• What to work on: In the records below, find each line with the word "production" and copy it.

• Entries shown:
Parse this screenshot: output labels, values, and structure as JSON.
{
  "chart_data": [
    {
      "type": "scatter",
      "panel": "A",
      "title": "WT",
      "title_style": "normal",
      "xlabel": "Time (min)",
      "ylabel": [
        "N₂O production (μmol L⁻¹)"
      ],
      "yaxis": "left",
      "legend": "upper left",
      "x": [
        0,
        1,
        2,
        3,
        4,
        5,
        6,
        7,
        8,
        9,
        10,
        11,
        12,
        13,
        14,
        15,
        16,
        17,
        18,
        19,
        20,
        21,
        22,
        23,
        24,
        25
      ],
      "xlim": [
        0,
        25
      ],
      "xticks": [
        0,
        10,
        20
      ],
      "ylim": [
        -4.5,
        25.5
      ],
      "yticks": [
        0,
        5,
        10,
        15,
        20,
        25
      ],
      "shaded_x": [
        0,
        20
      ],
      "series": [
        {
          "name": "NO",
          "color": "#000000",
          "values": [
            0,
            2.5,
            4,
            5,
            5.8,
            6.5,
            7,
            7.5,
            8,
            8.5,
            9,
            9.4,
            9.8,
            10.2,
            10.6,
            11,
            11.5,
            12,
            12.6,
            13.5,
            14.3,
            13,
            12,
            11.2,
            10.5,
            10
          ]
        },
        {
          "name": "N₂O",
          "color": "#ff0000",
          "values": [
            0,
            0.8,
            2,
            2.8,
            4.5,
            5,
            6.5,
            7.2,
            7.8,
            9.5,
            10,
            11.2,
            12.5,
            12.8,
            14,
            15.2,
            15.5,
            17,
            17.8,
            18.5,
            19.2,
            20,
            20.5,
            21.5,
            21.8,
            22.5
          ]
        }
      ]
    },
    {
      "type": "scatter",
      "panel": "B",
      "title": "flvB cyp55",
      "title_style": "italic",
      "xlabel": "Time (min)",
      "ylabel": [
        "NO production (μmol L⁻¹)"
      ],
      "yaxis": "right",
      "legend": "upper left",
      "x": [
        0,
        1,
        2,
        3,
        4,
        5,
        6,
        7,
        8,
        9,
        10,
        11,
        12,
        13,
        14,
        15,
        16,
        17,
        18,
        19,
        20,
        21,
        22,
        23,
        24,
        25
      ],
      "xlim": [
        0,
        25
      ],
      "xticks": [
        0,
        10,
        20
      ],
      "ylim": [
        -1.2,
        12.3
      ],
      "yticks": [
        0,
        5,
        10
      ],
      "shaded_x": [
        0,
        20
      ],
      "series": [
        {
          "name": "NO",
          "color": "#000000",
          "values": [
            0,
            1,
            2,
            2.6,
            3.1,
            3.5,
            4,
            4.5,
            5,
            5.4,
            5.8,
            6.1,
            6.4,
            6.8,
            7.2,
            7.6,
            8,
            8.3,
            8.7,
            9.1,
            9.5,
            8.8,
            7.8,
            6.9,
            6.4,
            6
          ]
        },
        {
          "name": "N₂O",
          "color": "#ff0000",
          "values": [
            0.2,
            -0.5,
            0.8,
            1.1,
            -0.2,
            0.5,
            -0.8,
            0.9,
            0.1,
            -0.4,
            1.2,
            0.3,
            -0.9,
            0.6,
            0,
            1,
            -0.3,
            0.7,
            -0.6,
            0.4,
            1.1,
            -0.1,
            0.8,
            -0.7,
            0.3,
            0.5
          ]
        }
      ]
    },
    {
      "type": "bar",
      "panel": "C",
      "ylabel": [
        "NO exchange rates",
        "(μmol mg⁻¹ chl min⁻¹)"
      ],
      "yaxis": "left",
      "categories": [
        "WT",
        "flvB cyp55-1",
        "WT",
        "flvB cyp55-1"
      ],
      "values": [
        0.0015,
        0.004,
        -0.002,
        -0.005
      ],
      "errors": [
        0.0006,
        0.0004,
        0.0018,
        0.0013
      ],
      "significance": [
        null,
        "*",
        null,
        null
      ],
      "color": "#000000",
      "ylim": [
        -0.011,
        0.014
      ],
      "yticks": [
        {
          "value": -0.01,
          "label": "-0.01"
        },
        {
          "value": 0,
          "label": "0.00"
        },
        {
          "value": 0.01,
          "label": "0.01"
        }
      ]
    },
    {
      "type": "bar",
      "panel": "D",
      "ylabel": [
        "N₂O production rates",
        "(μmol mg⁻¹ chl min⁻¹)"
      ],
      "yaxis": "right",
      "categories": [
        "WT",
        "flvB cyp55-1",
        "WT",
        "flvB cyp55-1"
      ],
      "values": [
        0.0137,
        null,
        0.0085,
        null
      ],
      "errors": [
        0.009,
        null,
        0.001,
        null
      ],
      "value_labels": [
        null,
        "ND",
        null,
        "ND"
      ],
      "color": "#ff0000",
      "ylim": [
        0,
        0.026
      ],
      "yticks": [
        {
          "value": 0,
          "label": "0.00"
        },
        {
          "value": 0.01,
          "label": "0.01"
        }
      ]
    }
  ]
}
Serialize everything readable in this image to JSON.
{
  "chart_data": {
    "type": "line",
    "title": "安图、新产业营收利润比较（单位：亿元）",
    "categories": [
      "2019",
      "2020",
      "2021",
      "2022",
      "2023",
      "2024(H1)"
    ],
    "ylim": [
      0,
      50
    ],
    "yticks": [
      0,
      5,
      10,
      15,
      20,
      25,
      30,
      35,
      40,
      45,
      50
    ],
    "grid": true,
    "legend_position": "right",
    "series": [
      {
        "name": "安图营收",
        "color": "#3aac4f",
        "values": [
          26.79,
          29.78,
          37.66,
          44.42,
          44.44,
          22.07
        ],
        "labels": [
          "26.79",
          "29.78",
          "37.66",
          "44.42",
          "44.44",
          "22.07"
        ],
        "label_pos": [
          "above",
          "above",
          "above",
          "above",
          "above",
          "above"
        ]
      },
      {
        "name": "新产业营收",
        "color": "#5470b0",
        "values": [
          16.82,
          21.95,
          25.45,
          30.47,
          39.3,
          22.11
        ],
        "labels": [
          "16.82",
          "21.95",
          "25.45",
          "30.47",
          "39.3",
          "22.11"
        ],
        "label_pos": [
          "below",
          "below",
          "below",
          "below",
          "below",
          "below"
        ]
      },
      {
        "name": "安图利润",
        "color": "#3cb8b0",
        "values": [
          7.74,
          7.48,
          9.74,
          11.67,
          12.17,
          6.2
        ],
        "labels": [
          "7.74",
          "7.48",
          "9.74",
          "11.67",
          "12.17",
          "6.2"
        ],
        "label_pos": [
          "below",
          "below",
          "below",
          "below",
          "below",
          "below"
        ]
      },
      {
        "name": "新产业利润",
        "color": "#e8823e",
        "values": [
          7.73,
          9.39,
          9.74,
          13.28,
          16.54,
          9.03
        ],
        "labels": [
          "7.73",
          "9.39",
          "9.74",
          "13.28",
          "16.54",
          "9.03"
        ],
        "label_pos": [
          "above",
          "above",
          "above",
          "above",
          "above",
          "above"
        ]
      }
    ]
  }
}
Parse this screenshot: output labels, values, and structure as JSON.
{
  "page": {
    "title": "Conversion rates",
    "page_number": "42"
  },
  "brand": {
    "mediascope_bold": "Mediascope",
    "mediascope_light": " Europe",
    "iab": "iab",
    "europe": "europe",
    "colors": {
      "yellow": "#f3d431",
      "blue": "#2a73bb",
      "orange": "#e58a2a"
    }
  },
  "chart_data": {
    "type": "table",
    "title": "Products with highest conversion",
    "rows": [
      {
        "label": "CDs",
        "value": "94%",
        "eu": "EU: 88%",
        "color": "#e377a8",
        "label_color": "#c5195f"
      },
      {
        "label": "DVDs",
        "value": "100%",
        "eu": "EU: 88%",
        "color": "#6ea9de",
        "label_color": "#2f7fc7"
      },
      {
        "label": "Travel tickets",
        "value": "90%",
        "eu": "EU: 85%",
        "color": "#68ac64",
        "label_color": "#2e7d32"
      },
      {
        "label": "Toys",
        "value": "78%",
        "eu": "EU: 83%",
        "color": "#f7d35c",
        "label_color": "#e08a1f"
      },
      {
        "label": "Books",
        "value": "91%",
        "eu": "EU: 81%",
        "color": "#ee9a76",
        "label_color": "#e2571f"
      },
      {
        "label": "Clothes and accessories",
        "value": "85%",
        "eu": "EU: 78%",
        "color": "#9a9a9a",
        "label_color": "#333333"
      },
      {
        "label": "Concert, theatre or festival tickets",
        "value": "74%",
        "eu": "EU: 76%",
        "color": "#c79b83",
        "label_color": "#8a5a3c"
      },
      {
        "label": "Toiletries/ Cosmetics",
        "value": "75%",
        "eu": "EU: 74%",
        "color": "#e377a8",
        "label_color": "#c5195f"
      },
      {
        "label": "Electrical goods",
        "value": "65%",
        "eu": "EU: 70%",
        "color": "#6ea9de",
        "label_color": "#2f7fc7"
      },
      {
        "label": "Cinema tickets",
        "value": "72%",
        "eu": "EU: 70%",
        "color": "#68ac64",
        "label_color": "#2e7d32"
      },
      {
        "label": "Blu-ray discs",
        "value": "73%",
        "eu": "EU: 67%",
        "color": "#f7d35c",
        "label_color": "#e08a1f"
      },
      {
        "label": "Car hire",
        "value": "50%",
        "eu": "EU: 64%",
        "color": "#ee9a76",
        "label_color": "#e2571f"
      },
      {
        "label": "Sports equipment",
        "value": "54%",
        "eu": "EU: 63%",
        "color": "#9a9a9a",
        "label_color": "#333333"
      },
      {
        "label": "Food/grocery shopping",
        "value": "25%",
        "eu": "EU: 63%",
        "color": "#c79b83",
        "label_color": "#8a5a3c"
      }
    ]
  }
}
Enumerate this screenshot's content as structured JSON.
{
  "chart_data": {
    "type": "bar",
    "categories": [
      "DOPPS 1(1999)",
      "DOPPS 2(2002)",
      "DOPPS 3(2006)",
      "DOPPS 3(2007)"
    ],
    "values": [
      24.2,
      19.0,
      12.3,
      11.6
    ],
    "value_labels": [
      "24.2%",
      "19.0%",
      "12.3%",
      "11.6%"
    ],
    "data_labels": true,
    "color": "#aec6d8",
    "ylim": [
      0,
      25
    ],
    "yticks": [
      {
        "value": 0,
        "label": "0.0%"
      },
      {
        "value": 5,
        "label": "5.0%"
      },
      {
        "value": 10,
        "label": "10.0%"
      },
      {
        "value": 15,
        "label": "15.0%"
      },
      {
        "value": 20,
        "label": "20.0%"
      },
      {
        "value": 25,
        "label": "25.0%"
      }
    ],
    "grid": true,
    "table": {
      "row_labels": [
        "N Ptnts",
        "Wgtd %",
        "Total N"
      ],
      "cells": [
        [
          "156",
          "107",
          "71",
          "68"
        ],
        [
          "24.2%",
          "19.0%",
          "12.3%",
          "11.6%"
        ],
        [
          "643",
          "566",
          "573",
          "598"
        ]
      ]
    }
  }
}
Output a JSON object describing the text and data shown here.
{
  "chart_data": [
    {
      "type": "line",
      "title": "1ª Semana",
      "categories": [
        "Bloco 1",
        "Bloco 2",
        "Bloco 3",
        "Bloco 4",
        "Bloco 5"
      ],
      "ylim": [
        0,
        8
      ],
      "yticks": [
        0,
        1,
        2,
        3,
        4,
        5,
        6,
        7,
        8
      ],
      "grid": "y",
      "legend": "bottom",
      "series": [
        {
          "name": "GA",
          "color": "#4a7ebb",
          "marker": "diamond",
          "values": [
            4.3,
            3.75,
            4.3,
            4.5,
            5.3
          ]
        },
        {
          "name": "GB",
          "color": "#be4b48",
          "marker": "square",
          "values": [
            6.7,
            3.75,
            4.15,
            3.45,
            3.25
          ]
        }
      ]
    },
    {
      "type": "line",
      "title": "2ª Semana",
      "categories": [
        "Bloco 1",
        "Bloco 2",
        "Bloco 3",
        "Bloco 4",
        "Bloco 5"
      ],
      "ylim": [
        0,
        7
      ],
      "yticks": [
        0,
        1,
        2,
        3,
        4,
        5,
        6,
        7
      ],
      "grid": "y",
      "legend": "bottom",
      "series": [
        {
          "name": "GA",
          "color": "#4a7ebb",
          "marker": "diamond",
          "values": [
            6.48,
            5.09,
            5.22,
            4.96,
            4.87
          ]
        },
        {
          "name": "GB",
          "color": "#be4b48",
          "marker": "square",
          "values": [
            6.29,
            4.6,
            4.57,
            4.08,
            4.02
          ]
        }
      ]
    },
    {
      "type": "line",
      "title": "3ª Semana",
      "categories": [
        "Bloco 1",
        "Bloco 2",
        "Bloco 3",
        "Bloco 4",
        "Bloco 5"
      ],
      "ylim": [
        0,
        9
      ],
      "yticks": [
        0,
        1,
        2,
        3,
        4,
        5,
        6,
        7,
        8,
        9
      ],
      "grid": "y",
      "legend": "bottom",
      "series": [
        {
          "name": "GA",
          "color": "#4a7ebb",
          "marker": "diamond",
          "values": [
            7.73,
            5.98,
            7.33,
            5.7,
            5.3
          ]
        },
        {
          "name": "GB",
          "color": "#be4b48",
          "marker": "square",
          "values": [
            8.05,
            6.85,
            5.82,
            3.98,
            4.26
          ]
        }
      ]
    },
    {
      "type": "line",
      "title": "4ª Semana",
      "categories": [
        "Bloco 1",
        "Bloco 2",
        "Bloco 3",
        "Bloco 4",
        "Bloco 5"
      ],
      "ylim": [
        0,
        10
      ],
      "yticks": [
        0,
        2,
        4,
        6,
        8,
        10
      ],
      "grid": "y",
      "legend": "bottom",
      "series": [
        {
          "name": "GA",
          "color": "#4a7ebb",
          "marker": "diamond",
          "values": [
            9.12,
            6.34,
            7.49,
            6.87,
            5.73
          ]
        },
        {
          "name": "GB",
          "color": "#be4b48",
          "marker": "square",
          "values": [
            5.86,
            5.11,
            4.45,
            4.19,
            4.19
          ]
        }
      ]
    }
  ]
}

• Response to the exercise:
        "N₂O production (μmol L⁻¹)"
        "NO production (μmol L⁻¹)"
        "N₂O production rates",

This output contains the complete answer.